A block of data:
────────────────

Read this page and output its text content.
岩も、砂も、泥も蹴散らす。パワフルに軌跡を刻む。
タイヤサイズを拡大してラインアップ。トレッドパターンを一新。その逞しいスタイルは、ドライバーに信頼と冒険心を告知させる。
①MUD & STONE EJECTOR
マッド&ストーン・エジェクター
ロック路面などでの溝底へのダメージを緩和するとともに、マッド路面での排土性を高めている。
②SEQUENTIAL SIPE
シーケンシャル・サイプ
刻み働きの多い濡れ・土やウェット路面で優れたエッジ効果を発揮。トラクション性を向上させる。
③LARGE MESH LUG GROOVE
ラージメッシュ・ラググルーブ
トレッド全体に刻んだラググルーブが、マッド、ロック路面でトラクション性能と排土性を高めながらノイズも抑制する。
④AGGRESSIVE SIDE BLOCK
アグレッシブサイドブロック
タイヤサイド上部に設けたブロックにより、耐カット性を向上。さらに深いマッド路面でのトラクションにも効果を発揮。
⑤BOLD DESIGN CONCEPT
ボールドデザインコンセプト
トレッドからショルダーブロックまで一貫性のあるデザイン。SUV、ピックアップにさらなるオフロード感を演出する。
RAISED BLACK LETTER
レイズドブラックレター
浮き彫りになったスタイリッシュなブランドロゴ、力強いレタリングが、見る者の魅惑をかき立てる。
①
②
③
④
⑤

────────────────

### The request
All records above must be set down exactly, please.

### Task response
Read this page and output its text content.
岩も、砂も、泥も蹴散らす。パワフルに軌跡を刻む。
タイヤサイズを拡大してラインアップ。トレッドパターンを一新。その逞しいスタイルは、ドライバーに信頼と冒険心を告知させる。
①MUD & STONE EJECTOR
マッド&ストーン・エジェクター
ロック路面などでの溝底へのダメージを緩和するとともに、マッド路面での排土性を高めている。
②SEQUENTIAL SIPE
シーケンシャル・サイプ
刻み働きの多い濡れ・土やウェット路面で優れたエッジ効果を発揮。トラクション性を向上させる。
③LARGE MESH LUG GROOVE
ラージメッシュ・ラググルーブ
トレッド全体に刻んだラググルーブが、マッド、ロック路面でトラクション性能と排土性を高めながらノイズも抑制する。
④AGGRESSIVE SIDE BLOCK
アグレッシブサイドブロック
タイヤサイド上部に設けたブロックにより、耐カット性を向上。さらに深いマッド路面でのトラクションにも効果を発揮。
⑤BOLD DESIGN CONCEPT
ボールドデザインコンセプト
トレッドからショルダーブロックまで一貫性のあるデザイン。SUV、ピックアップにさらなるオフロード感を演出する。
RAISED BLACK LETTER
レイズドブラックレター
浮き彫りになったスタイリッシュなブランドロゴ、力強いレタリングが、見る者の魅惑をかき立てる。
①
②
③
④
⑤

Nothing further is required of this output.